• [Aim]: Pull every "legend" line out of the data below.

• [Raw records]:
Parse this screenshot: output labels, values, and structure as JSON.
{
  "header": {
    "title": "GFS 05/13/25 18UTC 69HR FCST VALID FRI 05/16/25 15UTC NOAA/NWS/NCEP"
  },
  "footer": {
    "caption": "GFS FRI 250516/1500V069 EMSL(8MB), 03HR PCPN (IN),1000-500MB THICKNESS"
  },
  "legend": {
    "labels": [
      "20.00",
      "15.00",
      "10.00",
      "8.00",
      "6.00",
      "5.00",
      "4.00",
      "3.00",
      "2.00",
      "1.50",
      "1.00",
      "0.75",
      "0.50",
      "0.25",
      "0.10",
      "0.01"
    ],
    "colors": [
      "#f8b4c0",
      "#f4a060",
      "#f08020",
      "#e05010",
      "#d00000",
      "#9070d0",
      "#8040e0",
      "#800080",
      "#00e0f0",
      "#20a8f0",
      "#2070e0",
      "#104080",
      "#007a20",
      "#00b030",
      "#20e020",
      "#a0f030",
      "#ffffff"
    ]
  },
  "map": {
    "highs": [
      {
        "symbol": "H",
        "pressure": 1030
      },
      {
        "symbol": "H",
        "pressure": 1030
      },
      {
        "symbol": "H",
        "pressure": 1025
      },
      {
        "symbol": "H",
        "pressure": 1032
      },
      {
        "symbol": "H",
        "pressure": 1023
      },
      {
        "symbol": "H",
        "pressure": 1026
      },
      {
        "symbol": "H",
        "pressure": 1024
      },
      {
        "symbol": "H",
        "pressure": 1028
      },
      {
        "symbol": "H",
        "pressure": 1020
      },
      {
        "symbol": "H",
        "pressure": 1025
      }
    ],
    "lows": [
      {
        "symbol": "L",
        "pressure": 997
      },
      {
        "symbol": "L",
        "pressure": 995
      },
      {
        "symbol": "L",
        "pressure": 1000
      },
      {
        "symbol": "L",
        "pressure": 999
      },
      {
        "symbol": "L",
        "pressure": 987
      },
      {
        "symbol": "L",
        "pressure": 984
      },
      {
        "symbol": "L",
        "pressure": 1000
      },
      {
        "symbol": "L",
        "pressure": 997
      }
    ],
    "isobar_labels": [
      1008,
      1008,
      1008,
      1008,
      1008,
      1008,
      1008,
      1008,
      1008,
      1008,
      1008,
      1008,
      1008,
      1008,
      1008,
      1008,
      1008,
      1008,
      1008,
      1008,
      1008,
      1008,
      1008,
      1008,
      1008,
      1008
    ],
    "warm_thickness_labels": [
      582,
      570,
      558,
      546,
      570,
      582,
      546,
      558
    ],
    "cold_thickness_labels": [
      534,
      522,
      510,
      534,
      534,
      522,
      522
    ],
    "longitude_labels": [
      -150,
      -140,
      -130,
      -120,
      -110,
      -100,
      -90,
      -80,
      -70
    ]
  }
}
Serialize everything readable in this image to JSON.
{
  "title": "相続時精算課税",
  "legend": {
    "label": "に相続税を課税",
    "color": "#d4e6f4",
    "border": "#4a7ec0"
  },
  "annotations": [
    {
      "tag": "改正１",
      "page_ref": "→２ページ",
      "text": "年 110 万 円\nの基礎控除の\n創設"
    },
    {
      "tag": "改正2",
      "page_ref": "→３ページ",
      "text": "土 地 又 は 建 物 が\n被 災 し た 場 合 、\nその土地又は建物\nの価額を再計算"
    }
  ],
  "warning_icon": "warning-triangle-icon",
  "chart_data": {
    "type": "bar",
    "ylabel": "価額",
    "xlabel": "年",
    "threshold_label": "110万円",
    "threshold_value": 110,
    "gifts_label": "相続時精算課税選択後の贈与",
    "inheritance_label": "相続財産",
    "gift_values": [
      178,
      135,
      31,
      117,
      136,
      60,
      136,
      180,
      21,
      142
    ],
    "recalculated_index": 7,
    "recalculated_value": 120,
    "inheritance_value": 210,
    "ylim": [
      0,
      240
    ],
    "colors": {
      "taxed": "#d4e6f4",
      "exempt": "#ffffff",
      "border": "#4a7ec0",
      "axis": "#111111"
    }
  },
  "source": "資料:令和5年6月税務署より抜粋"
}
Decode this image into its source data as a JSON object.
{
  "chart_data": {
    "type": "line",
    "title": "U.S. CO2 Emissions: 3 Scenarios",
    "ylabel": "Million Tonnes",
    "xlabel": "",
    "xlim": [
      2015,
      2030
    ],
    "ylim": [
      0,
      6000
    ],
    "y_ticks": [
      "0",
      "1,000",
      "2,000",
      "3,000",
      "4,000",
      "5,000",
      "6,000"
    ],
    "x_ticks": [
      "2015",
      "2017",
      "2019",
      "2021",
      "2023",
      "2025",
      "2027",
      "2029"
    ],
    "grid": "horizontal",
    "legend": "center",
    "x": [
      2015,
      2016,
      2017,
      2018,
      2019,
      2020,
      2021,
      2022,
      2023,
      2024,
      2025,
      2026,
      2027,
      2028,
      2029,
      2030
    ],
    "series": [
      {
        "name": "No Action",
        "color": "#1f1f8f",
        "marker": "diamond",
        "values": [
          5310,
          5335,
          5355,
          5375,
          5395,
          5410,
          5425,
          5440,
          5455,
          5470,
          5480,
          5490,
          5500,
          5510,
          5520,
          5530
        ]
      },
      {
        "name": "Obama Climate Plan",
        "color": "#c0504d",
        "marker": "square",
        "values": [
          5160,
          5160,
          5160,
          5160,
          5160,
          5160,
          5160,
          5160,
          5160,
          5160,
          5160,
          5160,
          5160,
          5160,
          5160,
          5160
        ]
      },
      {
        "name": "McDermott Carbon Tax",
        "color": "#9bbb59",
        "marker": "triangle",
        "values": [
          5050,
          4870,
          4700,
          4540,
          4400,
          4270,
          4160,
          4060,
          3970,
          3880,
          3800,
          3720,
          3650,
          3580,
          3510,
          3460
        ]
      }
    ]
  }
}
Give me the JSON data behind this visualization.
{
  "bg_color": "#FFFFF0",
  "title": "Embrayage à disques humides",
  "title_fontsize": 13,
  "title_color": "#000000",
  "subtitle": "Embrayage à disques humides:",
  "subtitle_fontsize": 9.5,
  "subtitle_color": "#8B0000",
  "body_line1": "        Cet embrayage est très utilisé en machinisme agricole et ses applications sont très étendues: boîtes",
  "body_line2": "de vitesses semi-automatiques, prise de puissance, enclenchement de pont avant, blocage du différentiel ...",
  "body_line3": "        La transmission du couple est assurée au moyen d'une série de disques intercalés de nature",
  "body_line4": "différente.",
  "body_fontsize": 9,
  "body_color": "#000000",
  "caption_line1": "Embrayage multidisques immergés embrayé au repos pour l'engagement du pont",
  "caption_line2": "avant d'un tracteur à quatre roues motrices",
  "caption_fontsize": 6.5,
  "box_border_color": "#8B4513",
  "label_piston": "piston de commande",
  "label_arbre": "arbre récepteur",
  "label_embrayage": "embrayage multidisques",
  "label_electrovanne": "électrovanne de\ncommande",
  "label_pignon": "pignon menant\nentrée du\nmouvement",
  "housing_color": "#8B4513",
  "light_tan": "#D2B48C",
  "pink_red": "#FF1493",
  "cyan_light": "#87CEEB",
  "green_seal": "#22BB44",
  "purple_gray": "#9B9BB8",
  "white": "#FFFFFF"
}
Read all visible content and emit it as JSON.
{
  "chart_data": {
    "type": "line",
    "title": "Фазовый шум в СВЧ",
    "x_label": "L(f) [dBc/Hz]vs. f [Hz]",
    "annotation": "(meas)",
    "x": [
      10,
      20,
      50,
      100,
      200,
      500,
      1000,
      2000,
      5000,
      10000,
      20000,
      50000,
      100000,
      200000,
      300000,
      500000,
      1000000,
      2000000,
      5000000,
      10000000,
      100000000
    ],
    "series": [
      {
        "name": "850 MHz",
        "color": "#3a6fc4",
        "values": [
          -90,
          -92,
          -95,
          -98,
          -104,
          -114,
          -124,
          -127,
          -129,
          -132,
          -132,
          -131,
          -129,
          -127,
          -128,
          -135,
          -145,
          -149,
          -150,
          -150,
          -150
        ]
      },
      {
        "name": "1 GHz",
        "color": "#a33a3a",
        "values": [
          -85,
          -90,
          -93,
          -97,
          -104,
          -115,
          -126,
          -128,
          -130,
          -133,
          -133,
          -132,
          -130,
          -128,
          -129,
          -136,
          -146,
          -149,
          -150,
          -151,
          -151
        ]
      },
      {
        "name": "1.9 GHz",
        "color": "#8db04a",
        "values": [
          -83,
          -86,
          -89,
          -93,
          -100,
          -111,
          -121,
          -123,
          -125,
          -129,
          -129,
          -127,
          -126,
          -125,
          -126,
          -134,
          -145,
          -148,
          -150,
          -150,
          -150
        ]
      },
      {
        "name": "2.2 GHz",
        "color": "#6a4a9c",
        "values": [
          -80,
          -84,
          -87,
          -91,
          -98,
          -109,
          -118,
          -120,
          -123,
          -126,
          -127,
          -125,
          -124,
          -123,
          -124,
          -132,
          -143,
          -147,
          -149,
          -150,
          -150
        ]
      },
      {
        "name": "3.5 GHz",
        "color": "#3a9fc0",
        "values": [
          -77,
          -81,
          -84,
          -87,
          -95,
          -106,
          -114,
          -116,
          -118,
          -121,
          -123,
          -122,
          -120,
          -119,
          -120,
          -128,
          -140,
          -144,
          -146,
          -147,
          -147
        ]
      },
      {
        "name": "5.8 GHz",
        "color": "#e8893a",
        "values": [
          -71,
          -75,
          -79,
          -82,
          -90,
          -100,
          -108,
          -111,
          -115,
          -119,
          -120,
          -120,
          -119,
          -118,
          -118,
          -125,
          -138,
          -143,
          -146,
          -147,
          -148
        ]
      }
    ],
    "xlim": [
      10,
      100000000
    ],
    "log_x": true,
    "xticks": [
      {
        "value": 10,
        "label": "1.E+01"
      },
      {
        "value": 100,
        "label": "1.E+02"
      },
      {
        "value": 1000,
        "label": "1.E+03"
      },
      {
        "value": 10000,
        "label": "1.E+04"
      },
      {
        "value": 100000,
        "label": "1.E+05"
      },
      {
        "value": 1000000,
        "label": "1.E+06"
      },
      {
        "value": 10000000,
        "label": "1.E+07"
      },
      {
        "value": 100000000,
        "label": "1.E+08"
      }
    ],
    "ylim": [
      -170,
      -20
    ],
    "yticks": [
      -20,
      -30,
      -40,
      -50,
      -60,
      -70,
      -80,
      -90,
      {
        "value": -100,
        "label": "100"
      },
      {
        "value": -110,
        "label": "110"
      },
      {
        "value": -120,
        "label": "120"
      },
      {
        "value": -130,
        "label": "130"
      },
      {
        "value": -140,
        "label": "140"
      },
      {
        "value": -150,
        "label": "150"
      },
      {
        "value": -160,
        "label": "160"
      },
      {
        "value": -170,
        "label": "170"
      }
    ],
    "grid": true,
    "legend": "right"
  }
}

• [Response]:
  "legend": {
  "legend": {
    "legend": "center",
    "legend": "right"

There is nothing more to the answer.